Give the entries below again with every "data-line" swapped for "plot-line" and nothing else changed.

[Data records]
%%

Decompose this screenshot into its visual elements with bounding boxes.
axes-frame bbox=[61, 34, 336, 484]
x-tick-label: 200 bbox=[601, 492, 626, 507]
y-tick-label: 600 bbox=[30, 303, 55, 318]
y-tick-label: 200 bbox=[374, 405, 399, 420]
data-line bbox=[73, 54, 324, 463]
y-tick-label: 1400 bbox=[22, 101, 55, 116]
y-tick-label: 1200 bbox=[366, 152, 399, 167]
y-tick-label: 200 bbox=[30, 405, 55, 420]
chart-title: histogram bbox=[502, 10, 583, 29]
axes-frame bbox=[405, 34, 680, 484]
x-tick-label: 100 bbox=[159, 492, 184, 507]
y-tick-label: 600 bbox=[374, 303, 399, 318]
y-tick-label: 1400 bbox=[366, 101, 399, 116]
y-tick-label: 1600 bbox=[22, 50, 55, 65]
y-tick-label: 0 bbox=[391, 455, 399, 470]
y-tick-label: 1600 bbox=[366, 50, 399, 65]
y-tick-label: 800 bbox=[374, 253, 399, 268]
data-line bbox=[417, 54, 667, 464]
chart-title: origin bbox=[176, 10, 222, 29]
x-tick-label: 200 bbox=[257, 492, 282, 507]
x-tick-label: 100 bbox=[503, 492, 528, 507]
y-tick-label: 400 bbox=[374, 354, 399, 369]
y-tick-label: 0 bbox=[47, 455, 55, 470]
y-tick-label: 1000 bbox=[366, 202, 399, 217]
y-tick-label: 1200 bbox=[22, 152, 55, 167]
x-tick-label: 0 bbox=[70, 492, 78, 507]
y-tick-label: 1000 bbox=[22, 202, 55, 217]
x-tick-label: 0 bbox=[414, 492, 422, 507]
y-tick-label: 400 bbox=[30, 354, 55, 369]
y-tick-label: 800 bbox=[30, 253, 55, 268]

%%

- **Result of the exercise**
Decompose this screenshot into its visual elements with bounding boxes.
axes-frame bbox=[61, 34, 336, 484]
x-tick-label: 200 bbox=[601, 492, 626, 507]
y-tick-label: 600 bbox=[30, 303, 55, 318]
y-tick-label: 200 bbox=[374, 405, 399, 420]
plot-line bbox=[73, 54, 324, 463]
y-tick-label: 1400 bbox=[22, 101, 55, 116]
y-tick-label: 1200 bbox=[366, 152, 399, 167]
y-tick-label: 200 bbox=[30, 405, 55, 420]
chart-title: histogram bbox=[502, 10, 583, 29]
axes-frame bbox=[405, 34, 680, 484]
x-tick-label: 100 bbox=[159, 492, 184, 507]
y-tick-label: 600 bbox=[374, 303, 399, 318]
y-tick-label: 1400 bbox=[366, 101, 399, 116]
y-tick-label: 1600 bbox=[22, 50, 55, 65]
y-tick-label: 0 bbox=[391, 455, 399, 470]
y-tick-label: 1600 bbox=[366, 50, 399, 65]
y-tick-label: 800 bbox=[374, 253, 399, 268]
plot-line bbox=[417, 54, 667, 464]
chart-title: origin bbox=[176, 10, 222, 29]
x-tick-label: 200 bbox=[257, 492, 282, 507]
x-tick-label: 100 bbox=[503, 492, 528, 507]
y-tick-label: 400 bbox=[374, 354, 399, 369]
y-tick-label: 0 bbox=[47, 455, 55, 470]
y-tick-label: 1000 bbox=[366, 202, 399, 217]
y-tick-label: 1200 bbox=[22, 152, 55, 167]
x-tick-label: 0 bbox=[70, 492, 78, 507]
y-tick-label: 1000 bbox=[22, 202, 55, 217]
x-tick-label: 0 bbox=[414, 492, 422, 507]
y-tick-label: 400 bbox=[30, 354, 55, 369]
y-tick-label: 800 bbox=[30, 253, 55, 268]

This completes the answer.